**Problem requirements**.
Pick out each line containing the string "this" and copy it.

━━━━━━━━━━━━━━━━

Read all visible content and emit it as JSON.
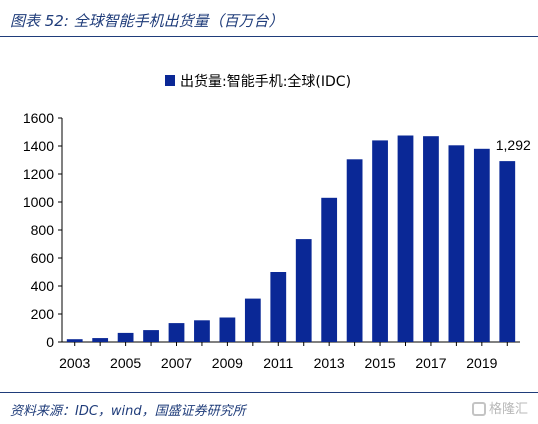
{
  "figure": {
    "title": "图表 52:  全球智能手机出货量（百万台）",
    "source": "资料来源：IDC，wind，国盛证券研究所"
  },
  "watermark": {
    "text": "格隆汇"
  },
  "chart_data": {
    "type": "bar",
    "legend": {
      "label": "出货量:智能手机:全球(IDC)",
      "position": "top-center"
    },
    "color": "#0a2896",
    "categories": [
      "2003",
      "2004",
      "2005",
      "2006",
      "2007",
      "2008",
      "2009",
      "2010",
      "2011",
      "2012",
      "2013",
      "2014",
      "2015",
      "2016",
      "2017",
      "2018",
      "2019",
      "2020"
    ],
    "x_tick_labels": [
      "2003",
      "2005",
      "2007",
      "2009",
      "2011",
      "2013",
      "2015",
      "2017",
      "2019"
    ],
    "values": [
      20,
      28,
      65,
      85,
      135,
      155,
      175,
      310,
      500,
      735,
      1030,
      1305,
      1440,
      1475,
      1470,
      1405,
      1380,
      1292
    ],
    "ylim": [
      0,
      1600
    ],
    "yticks": [
      0,
      200,
      400,
      600,
      800,
      1000,
      1200,
      1400,
      1600
    ],
    "grid": false,
    "annotations": [
      {
        "category": "2020",
        "text": "1,292"
      }
    ]
  }
}
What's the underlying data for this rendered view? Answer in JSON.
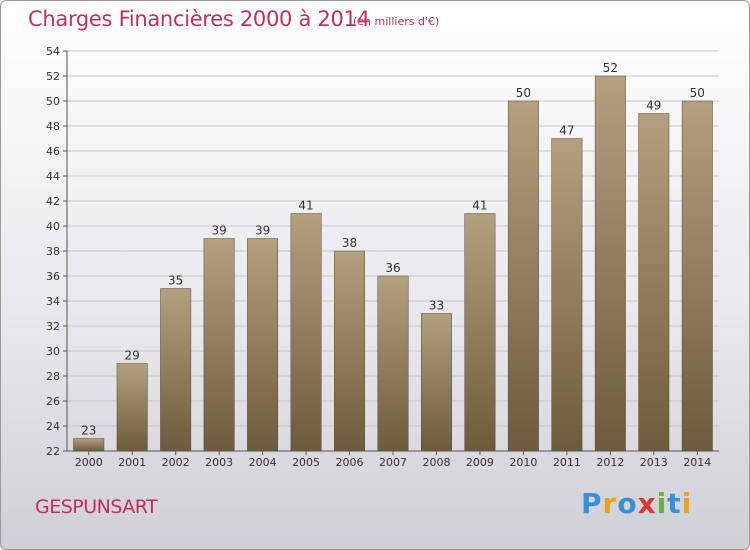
{
  "header": {
    "title": "Charges Financières 2000 à 2014",
    "subtitle": "(en milliers d'€)"
  },
  "footer": {
    "commune": "GESPUNSART",
    "logo": "Proxiti",
    "logo_colors": [
      "#3a8fd6",
      "#e8a21c",
      "#3a8fd6",
      "#d9392b",
      "#6ab23e",
      "#3a8fd6",
      "#e8a21c"
    ]
  },
  "colors": {
    "bar_top": "#b3a07f",
    "bar_bottom": "#6d5b3d",
    "grid": "#c8c8c8"
  },
  "chart_data": {
    "type": "bar",
    "categories": [
      "2000",
      "2001",
      "2002",
      "2003",
      "2004",
      "2005",
      "2006",
      "2007",
      "2008",
      "2009",
      "2010",
      "2011",
      "2012",
      "2013",
      "2014"
    ],
    "values": [
      23,
      29,
      35,
      39,
      39,
      41,
      38,
      36,
      33,
      41,
      50,
      47,
      52,
      49,
      50
    ],
    "ylim": [
      22,
      54
    ],
    "ytick_step": 2,
    "grid": true,
    "title": "Charges Financières 2000 à 2014",
    "xlabel": "",
    "ylabel": ""
  }
}
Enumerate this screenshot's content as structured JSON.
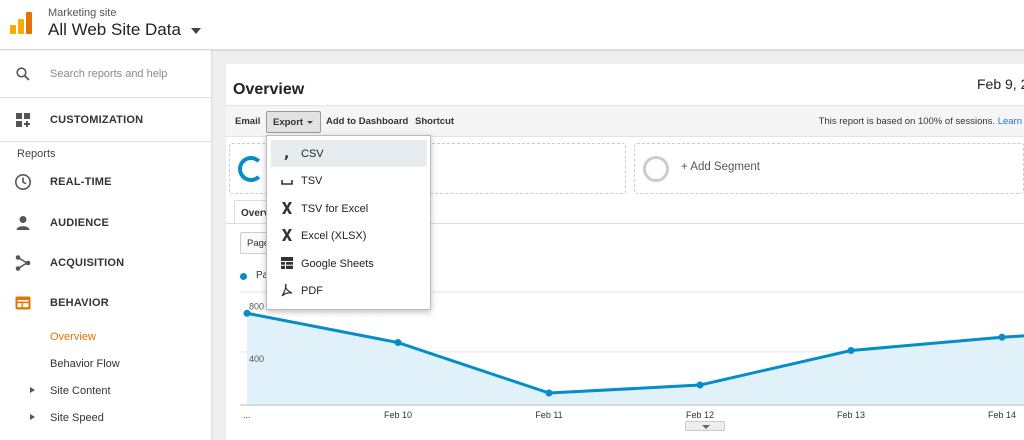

━━━━━━━━━━━━━━━━

**Finished answer**.
What's the underlying data for this rendered view? Answer in JSON.
Enumerate this screenshot's content as structured JSON.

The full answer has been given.